# The task
Make an exact copy of the records, with the images left out.

# Information given
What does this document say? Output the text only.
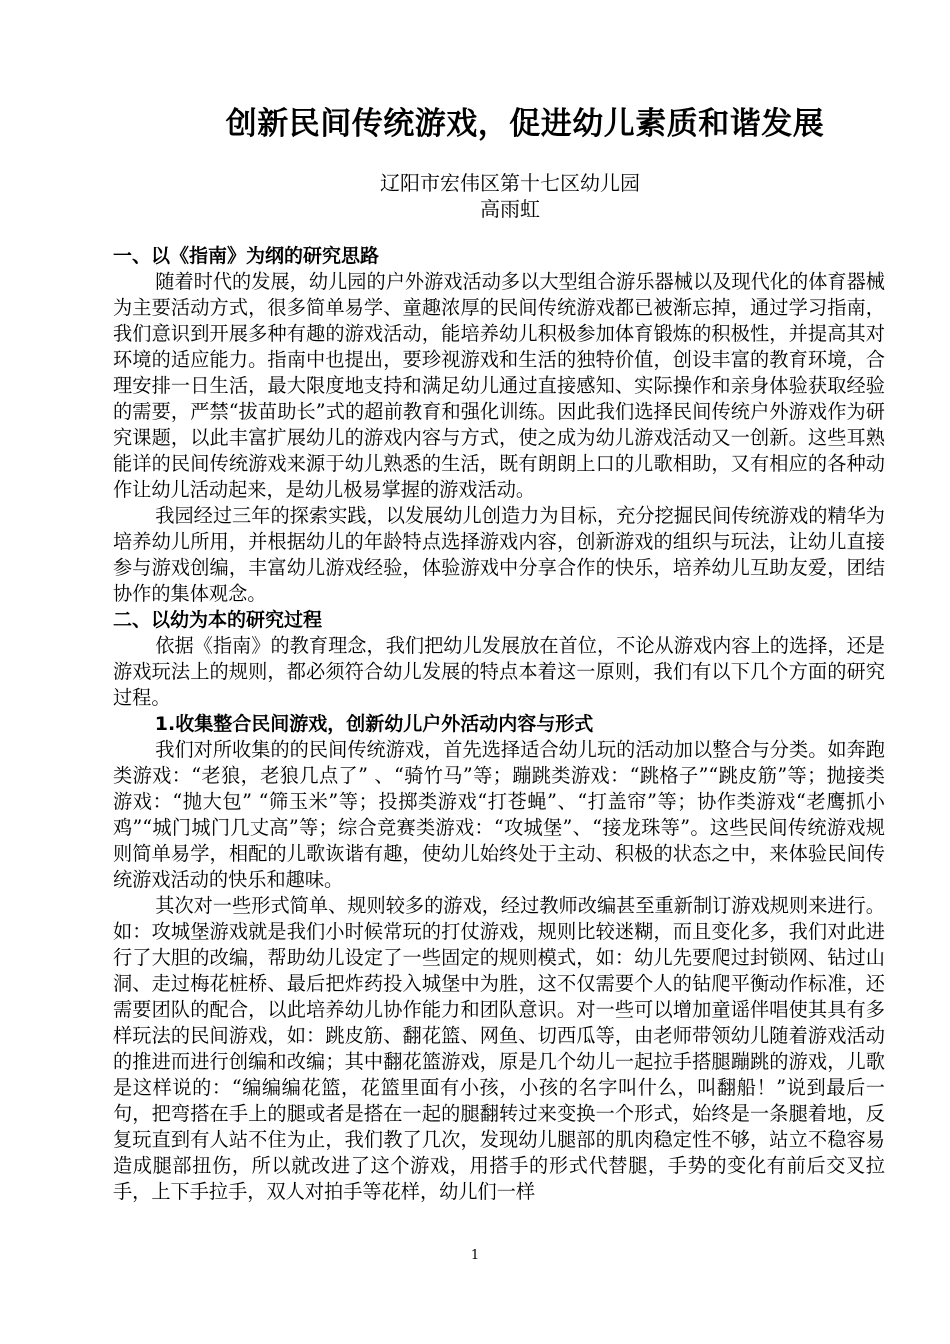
创新民间传统游戏，促进幼儿素质和谐发展
辽阳市宏伟区第十七区幼儿园
高雨虹
一、以《指南》为纲的研究思路
随着时代的发展，幼儿园的户外游戏活动多以大型组合游乐器械以及现代化的体育器械为主要活动方式，很多简单易学、童趣浓厚的民间传统游戏都已被渐忘掉，通过学习指南，我们意识到开展多种有趣的游戏活动，能培养幼儿积极参加体育锻炼的积极性，并提高其对环境的适应能力。指南中也提出，要珍视游戏和生活的独特价值，创设丰富的教育环境，合理安排一日生活，最大限度地支持和满足幼儿通过直接感知、实际操作和亲身体验获取经验的需要，严禁“拔苗助长”式的超前教育和强化训练。因此我们选择民间传统户外游戏作为研究课题，以此丰富扩展幼儿的游戏内容与方式，使之成为幼儿游戏活动又一创新。这些耳熟能详的民间传统游戏来源于幼儿熟悉的生活，既有朗朗上口的儿歌相助，又有相应的各种动作让幼儿活动起来，是幼儿极易掌握的游戏活动。
我园经过三年的探索实践，以发展幼儿创造力为目标，充分挖掘民间传统游戏的精华为培养幼儿所用，并根据幼儿的年龄特点选择游戏内容，创新游戏的组织与玩法，让幼儿直接参与游戏创编，丰富幼儿游戏经验，体验游戏中分享合作的快乐，培养幼儿互助友爱，团结协作的集体观念。
二、以幼为本的研究过程
依据《指南》的教育理念，我们把幼儿发展放在首位，不论从游戏内容上的选择，还是游戏玩法上的规则，都必须符合幼儿发展的特点本着这一原则，我们有以下几个方面的研究过程。
1.收集整合民间游戏，创新幼儿户外活动内容与形式
我们对所收集的的民间传统游戏，首先选择适合幼儿玩的活动加以整合与分类。如奔跑类游戏：“老狼，老狼几点了” 、“骑竹马”等；蹦跳类游戏：“跳格子”“跳皮筋”等；抛接类游戏：“抛大包” “筛玉米”等；投掷类游戏“打苍蝇”、“打盖帘”等；协作类游戏“老鹰抓小鸡”“城门城门几丈高”等；综合竞赛类游戏：“攻城堡”、“接龙珠等”。这些民间传统游戏规则简单易学，相配的儿歌诙谐有趣，使幼儿始终处于主动、积极的状态之中，来体验民间传统游戏活动的快乐和趣味。
其次对一些形式简单、规则较多的游戏，经过教师改编甚至重新制订游戏规则来进行。如：攻城堡游戏就是我们小时候常玩的打仗游戏，规则比较迷糊，而且变化多，我们对此进行了大胆的改编，帮助幼儿设定了一些固定的规则模式，如：幼儿先要爬过封锁网、钻过山洞、走过梅花桩桥、最后把炸药投入城堡中为胜，这不仅需要个人的钻爬平衡动作标准，还需要团队的配合，以此培养幼儿协作能力和团队意识。对一些可以增加童谣伴唱使其具有多样玩法的民间游戏，如：跳皮筋、翻花篮、网鱼、切西瓜等，由老师带领幼儿随着游戏活动的推进而进行创编和改编；其中翻花篮游戏，原是几个幼儿一起拉手搭腿蹦跳的游戏，儿歌是这样说的：“编编编花篮，花篮里面有小孩，小孩的名字叫什么，叫翻船！”说到最后一句，把弯搭在手上的腿或者是搭在一起的腿翻转过来变换一个形式，始终是一条腿着地，反复玩直到有人站不住为止，我们教了几次，发现幼儿腿部的肌肉稳定性不够，站立不稳容易造成腿部扭伤，所以就改进了这个游戏，用搭手的形式代替腿，手势的变化有前后交叉拉手，上下手拉手，双人对拍手等花样，幼儿们一样
1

# Answer to this problem
What does this document say? Output the text only.
创新民间传统游戏，促进幼儿素质和谐发展
辽阳市宏伟区第十七区幼儿园
高雨虹
一、以《指南》为纲的研究思路
随着时代的发展，幼儿园的户外游戏活动多以大型组合游乐器械以及现代化的体育器械为主要活动方式，很多简单易学、童趣浓厚的民间传统游戏都已被渐忘掉，通过学习指南，我们意识到开展多种有趣的游戏活动，能培养幼儿积极参加体育锻炼的积极性，并提高其对环境的适应能力。指南中也提出，要珍视游戏和生活的独特价值，创设丰富的教育环境，合理安排一日生活，最大限度地支持和满足幼儿通过直接感知、实际操作和亲身体验获取经验的需要，严禁“拔苗助长”式的超前教育和强化训练。因此我们选择民间传统户外游戏作为研究课题，以此丰富扩展幼儿的游戏内容与方式，使之成为幼儿游戏活动又一创新。这些耳熟能详的民间传统游戏来源于幼儿熟悉的生活，既有朗朗上口的儿歌相助，又有相应的各种动作让幼儿活动起来，是幼儿极易掌握的游戏活动。
我园经过三年的探索实践，以发展幼儿创造力为目标，充分挖掘民间传统游戏的精华为培养幼儿所用，并根据幼儿的年龄特点选择游戏内容，创新游戏的组织与玩法，让幼儿直接参与游戏创编，丰富幼儿游戏经验，体验游戏中分享合作的快乐，培养幼儿互助友爱，团结协作的集体观念。
二、以幼为本的研究过程
依据《指南》的教育理念，我们把幼儿发展放在首位，不论从游戏内容上的选择，还是游戏玩法上的规则，都必须符合幼儿发展的特点本着这一原则，我们有以下几个方面的研究过程。
1.收集整合民间游戏，创新幼儿户外活动内容与形式
我们对所收集的的民间传统游戏，首先选择适合幼儿玩的活动加以整合与分类。如奔跑类游戏：“老狼，老狼几点了” 、“骑竹马”等；蹦跳类游戏：“跳格子”“跳皮筋”等；抛接类游戏：“抛大包” “筛玉米”等；投掷类游戏“打苍蝇”、“打盖帘”等；协作类游戏“老鹰抓小鸡”“城门城门几丈高”等；综合竞赛类游戏：“攻城堡”、“接龙珠等”。这些民间传统游戏规则简单易学，相配的儿歌诙谐有趣，使幼儿始终处于主动、积极的状态之中，来体验民间传统游戏活动的快乐和趣味。
其次对一些形式简单、规则较多的游戏，经过教师改编甚至重新制订游戏规则来进行。如：攻城堡游戏就是我们小时候常玩的打仗游戏，规则比较迷糊，而且变化多，我们对此进行了大胆的改编，帮助幼儿设定了一些固定的规则模式，如：幼儿先要爬过封锁网、钻过山洞、走过梅花桩桥、最后把炸药投入城堡中为胜，这不仅需要个人的钻爬平衡动作标准，还需要团队的配合，以此培养幼儿协作能力和团队意识。对一些可以增加童谣伴唱使其具有多样玩法的民间游戏，如：跳皮筋、翻花篮、网鱼、切西瓜等，由老师带领幼儿随着游戏活动的推进而进行创编和改编；其中翻花篮游戏，原是几个幼儿一起拉手搭腿蹦跳的游戏，儿歌是这样说的：“编编编花篮，花篮里面有小孩，小孩的名字叫什么，叫翻船！”说到最后一句，把弯搭在手上的腿或者是搭在一起的腿翻转过来变换一个形式，始终是一条腿着地，反复玩直到有人站不住为止，我们教了几次，发现幼儿腿部的肌肉稳定性不够，站立不稳容易造成腿部扭伤，所以就改进了这个游戏，用搭手的形式代替腿，手势的变化有前后交叉拉手，上下手拉手，双人对拍手等花样，幼儿们一样
1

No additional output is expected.